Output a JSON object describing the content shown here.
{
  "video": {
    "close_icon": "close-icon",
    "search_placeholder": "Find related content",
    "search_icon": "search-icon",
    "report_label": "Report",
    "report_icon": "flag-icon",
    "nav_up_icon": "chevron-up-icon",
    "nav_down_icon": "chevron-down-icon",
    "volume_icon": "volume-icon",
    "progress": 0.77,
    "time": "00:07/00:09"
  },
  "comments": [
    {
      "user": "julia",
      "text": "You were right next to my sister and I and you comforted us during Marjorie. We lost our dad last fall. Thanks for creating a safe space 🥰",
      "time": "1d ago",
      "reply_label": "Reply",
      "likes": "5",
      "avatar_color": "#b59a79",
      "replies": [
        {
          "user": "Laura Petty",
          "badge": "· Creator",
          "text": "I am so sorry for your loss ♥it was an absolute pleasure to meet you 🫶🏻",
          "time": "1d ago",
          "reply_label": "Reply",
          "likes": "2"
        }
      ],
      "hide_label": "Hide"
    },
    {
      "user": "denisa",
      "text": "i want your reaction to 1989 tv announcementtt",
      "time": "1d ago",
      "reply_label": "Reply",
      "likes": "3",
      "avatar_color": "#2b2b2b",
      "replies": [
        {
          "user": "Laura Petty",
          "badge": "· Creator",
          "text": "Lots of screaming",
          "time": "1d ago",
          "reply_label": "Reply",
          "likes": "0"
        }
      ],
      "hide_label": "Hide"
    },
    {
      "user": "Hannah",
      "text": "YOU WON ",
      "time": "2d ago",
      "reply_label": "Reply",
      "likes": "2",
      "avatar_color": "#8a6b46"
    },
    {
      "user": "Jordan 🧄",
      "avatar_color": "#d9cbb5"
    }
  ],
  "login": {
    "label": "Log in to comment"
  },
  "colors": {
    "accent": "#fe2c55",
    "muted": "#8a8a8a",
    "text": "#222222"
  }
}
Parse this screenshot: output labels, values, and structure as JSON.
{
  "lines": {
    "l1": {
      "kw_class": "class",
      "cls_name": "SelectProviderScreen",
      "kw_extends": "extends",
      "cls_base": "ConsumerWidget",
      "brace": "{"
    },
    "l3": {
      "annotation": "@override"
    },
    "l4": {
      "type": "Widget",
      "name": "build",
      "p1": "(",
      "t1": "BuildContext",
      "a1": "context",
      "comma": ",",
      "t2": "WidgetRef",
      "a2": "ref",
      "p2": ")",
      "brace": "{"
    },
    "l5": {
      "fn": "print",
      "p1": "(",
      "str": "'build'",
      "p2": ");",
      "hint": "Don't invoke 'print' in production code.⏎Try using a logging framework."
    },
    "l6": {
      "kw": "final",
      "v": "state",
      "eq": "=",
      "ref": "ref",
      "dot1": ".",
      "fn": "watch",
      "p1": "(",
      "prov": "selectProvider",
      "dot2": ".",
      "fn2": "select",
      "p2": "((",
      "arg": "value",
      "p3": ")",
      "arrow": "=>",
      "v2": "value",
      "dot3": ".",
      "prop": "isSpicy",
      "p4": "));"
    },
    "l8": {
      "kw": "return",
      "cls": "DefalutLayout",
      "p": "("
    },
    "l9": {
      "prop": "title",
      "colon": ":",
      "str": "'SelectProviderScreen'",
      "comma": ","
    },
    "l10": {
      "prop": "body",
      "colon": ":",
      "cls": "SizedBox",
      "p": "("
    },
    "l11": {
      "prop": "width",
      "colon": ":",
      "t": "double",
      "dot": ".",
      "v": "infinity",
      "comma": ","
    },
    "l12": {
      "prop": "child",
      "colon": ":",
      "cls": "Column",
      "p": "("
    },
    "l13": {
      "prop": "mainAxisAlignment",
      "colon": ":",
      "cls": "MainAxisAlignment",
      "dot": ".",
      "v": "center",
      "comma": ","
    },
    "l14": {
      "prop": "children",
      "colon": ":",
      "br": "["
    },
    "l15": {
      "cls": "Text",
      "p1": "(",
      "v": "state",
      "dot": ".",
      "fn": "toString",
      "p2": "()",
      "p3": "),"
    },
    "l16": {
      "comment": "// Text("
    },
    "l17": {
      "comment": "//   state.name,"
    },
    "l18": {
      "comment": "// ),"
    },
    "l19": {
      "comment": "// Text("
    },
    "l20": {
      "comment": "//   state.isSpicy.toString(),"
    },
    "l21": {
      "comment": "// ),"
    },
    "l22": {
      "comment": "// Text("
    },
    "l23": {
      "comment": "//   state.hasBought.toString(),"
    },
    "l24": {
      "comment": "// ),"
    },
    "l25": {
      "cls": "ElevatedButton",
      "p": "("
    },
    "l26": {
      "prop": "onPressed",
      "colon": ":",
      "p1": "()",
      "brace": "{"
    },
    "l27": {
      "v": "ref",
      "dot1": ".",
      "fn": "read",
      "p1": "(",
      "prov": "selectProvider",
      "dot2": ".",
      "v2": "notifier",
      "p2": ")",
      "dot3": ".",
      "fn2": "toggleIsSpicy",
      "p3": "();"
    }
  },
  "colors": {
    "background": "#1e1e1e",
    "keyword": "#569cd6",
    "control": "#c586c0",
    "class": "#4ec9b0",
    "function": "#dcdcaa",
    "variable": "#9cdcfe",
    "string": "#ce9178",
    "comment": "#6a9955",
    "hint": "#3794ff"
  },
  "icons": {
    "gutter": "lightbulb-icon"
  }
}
..........
▶ **The problem**
Reproduce the data, keeping every line exactly the same.

▶ **Reply to the task**
Output a JSON object describing the content shown here.
{
  "video": {
    "close_icon": "close-icon",
    "search_placeholder": "Find related content",
    "search_icon": "search-icon",
    "report_label": "Report",
    "report_icon": "flag-icon",
    "nav_up_icon": "chevron-up-icon",
    "nav_down_icon": "chevron-down-icon",
    "volume_icon": "volume-icon",
    "progress": 0.77,
    "time": "00:07/00:09"
  },
  "comments": [
    {
      "user": "julia",
      "text": "You were right next to my sister and I and you comforted us during Marjorie. We lost our dad last fall. Thanks for creating a safe space 🥰",
      "time": "1d ago",
      "reply_label": "Reply",
      "likes": "5",
      "avatar_color": "#b59a79",
      "replies": [
        {
          "user": "Laura Petty",
          "badge": "· Creator",
          "text": "I am so sorry for your loss ♥it was an absolute pleasure to meet you 🫶🏻",
          "time": "1d ago",
          "reply_label": "Reply",
          "likes": "2"
        }
      ],
      "hide_label": "Hide"
    },
    {
      "user": "denisa",
      "text": "i want your reaction to 1989 tv announcementtt",
      "time": "1d ago",
      "reply_label": "Reply",
      "likes": "3",
      "avatar_color": "#2b2b2b",
      "replies": [
        {
          "user": "Laura Petty",
          "badge": "· Creator",
          "text": "Lots of screaming",
          "time": "1d ago",
          "reply_label": "Reply",
          "likes": "0"
        }
      ],
      "hide_label": "Hide"
    },
    {
      "user": "Hannah",
      "text": "YOU WON ",
      "time": "2d ago",
      "reply_label": "Reply",
      "likes": "2",
      "avatar_color": "#8a6b46"
    },
    {
      "user": "Jordan 🧄",
      "avatar_color": "#d9cbb5"
    }
  ],
  "login": {
    "label": "Log in to comment"
  },
  "colors": {
    "accent": "#fe2c55",
    "muted": "#8a8a8a",
    "text": "#222222"
  }
}
Parse this screenshot: output labels, values, and structure as JSON.
{
  "lines": {
    "l1": {
      "kw_class": "class",
      "cls_name": "SelectProviderScreen",
      "kw_extends": "extends",
      "cls_base": "ConsumerWidget",
      "brace": "{"
    },
    "l3": {
      "annotation": "@override"
    },
    "l4": {
      "type": "Widget",
      "name": "build",
      "p1": "(",
      "t1": "BuildContext",
      "a1": "context",
      "comma": ",",
      "t2": "WidgetRef",
      "a2": "ref",
      "p2": ")",
      "brace": "{"
    },
    "l5": {
      "fn": "print",
      "p1": "(",
      "str": "'build'",
      "p2": ");",
      "hint": "Don't invoke 'print' in production code.⏎Try using a logging framework."
    },
    "l6": {
      "kw": "final",
      "v": "state",
      "eq": "=",
      "ref": "ref",
      "dot1": ".",
      "fn": "watch",
      "p1": "(",
      "prov": "selectProvider",
      "dot2": ".",
      "fn2": "select",
      "p2": "((",
      "arg": "value",
      "p3": ")",
      "arrow": "=>",
      "v2": "value",
      "dot3": ".",
      "prop": "isSpicy",
      "p4": "));"
    },
    "l8": {
      "kw": "return",
      "cls": "DefalutLayout",
      "p": "("
    },
    "l9": {
      "prop": "title",
      "colon": ":",
      "str": "'SelectProviderScreen'",
      "comma": ","
    },
    "l10": {
      "prop": "body",
      "colon": ":",
      "cls": "SizedBox",
      "p": "("
    },
    "l11": {
      "prop": "width",
      "colon": ":",
      "t": "double",
      "dot": ".",
      "v": "infinity",
      "comma": ","
    },
    "l12": {
      "prop": "child",
      "colon": ":",
      "cls": "Column",
      "p": "("
    },
    "l13": {
      "prop": "mainAxisAlignment",
      "colon": ":",
      "cls": "MainAxisAlignment",
      "dot": ".",
      "v": "center",
      "comma": ","
    },
    "l14": {
      "prop": "children",
      "colon": ":",
      "br": "["
    },
    "l15": {
      "cls": "Text",
      "p1": "(",
      "v": "state",
      "dot": ".",
      "fn": "toString",
      "p2": "()",
      "p3": "),"
    },
    "l16": {
      "comment": "// Text("
    },
    "l17": {
      "comment": "//   state.name,"
    },
    "l18": {
      "comment": "// ),"
    },
    "l19": {
      "comment": "// Text("
    },
    "l20": {
      "comment": "//   state.isSpicy.toString(),"
    },
    "l21": {
      "comment": "// ),"
    },
    "l22": {
      "comment": "// Text("
    },
    "l23": {
      "comment": "//   state.hasBought.toString(),"
    },
    "l24": {
      "comment": "// ),"
    },
    "l25": {
      "cls": "ElevatedButton",
      "p": "("
    },
    "l26": {
      "prop": "onPressed",
      "colon": ":",
      "p1": "()",
      "brace": "{"
    },
    "l27": {
      "v": "ref",
      "dot1": ".",
      "fn": "read",
      "p1": "(",
      "prov": "selectProvider",
      "dot2": ".",
      "v2": "notifier",
      "p2": ")",
      "dot3": ".",
      "fn2": "toggleIsSpicy",
      "p3": "();"
    }
  },
  "colors": {
    "background": "#1e1e1e",
    "keyword": "#569cd6",
    "control": "#c586c0",
    "class": "#4ec9b0",
    "function": "#dcdcaa",
    "variable": "#9cdcfe",
    "string": "#ce9178",
    "comment": "#6a9955",
    "hint": "#3794ff"
  },
  "icons": {
    "gutter": "lightbulb-icon"
  }
}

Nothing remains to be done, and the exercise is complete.